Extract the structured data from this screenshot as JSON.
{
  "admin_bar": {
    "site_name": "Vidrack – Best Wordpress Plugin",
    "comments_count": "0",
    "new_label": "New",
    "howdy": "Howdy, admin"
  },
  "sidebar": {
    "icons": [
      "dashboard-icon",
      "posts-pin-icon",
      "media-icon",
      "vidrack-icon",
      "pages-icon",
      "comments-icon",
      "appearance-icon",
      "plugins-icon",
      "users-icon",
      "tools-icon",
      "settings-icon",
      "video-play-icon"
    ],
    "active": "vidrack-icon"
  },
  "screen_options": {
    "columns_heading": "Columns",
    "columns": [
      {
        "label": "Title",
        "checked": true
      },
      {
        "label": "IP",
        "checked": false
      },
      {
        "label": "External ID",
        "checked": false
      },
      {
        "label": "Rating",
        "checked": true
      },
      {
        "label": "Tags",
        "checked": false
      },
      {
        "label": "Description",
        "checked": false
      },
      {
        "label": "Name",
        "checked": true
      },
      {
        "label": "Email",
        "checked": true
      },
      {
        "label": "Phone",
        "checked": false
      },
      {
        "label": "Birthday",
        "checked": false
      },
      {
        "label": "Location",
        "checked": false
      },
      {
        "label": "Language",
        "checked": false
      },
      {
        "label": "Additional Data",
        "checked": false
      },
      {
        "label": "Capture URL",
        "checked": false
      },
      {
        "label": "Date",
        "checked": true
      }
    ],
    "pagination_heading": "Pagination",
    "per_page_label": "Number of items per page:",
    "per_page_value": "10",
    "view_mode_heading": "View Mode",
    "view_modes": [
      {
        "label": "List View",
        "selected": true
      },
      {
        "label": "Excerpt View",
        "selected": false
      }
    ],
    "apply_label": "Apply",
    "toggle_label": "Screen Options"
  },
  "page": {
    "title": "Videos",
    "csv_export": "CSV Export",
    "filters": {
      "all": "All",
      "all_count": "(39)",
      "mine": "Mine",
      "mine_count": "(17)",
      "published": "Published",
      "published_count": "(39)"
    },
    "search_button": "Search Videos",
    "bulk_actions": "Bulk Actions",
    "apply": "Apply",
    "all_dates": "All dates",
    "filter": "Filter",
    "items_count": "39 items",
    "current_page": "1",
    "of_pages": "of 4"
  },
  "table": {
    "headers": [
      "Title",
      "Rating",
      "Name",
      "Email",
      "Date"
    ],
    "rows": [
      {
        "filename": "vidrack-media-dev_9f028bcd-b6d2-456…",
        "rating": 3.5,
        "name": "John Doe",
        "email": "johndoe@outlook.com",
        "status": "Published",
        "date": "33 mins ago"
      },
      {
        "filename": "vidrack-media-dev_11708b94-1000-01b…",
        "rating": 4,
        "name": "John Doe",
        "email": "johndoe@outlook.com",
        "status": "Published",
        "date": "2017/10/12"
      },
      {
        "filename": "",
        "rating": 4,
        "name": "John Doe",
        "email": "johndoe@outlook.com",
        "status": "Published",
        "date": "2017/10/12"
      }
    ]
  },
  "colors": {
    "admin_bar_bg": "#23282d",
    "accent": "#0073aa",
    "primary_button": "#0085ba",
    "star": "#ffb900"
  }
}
══════
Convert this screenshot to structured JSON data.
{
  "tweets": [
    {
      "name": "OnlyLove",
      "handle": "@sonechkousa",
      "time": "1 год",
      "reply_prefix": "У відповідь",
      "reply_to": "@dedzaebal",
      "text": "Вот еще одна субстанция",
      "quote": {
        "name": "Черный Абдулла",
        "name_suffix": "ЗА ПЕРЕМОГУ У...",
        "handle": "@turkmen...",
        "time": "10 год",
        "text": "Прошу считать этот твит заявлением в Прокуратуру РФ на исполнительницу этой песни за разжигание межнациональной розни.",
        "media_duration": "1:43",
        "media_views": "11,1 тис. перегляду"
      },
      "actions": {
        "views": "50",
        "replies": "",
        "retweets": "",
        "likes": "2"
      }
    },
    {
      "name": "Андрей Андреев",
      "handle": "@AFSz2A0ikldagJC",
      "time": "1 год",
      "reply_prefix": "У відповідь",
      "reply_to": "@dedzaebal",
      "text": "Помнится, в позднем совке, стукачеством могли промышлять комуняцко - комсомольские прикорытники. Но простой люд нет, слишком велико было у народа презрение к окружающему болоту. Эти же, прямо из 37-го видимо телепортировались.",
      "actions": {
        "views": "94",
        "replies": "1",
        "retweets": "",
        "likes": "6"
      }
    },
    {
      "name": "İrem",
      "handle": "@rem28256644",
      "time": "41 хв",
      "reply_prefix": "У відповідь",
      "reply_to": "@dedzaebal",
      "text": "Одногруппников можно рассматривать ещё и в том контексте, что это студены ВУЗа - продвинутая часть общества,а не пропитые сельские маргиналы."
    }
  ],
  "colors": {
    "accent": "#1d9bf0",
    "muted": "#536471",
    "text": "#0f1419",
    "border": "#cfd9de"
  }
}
══════
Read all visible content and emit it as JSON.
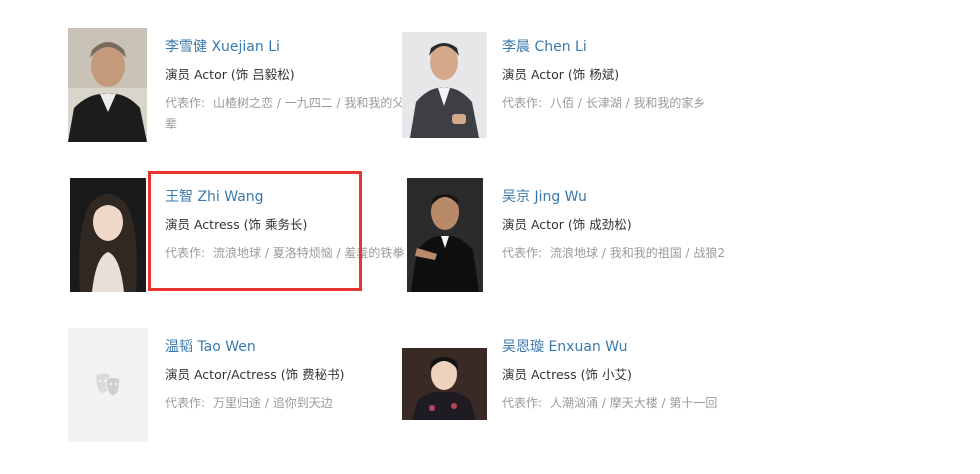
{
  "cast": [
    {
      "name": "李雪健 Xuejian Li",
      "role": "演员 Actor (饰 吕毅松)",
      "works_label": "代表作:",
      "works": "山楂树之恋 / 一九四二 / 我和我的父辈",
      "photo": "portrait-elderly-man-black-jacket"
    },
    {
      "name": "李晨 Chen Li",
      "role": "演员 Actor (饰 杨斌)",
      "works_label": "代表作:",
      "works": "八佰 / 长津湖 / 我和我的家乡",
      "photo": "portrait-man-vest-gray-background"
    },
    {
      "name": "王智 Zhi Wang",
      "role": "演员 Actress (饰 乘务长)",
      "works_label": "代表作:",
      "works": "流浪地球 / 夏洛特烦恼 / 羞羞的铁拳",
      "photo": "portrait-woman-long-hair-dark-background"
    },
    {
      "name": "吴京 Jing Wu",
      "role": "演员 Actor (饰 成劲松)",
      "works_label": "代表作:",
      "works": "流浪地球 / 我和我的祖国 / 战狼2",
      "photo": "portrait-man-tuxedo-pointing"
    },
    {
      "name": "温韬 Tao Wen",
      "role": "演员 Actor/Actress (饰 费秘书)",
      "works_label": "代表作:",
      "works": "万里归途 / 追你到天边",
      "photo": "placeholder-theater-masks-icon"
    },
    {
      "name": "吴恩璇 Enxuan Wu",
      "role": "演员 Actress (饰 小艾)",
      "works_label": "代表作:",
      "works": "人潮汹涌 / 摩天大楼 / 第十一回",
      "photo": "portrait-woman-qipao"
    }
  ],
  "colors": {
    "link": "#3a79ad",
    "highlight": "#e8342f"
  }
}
══════
## JOB
Each line that holds the word "流浪地球" is to be copied.

## EXERCISE SOLUTION
      "works": "流浪地球 / 夏洛特烦恼 / 羞羞的铁拳",
      "works": "流浪地球 / 我和我的祖国 / 战狼2",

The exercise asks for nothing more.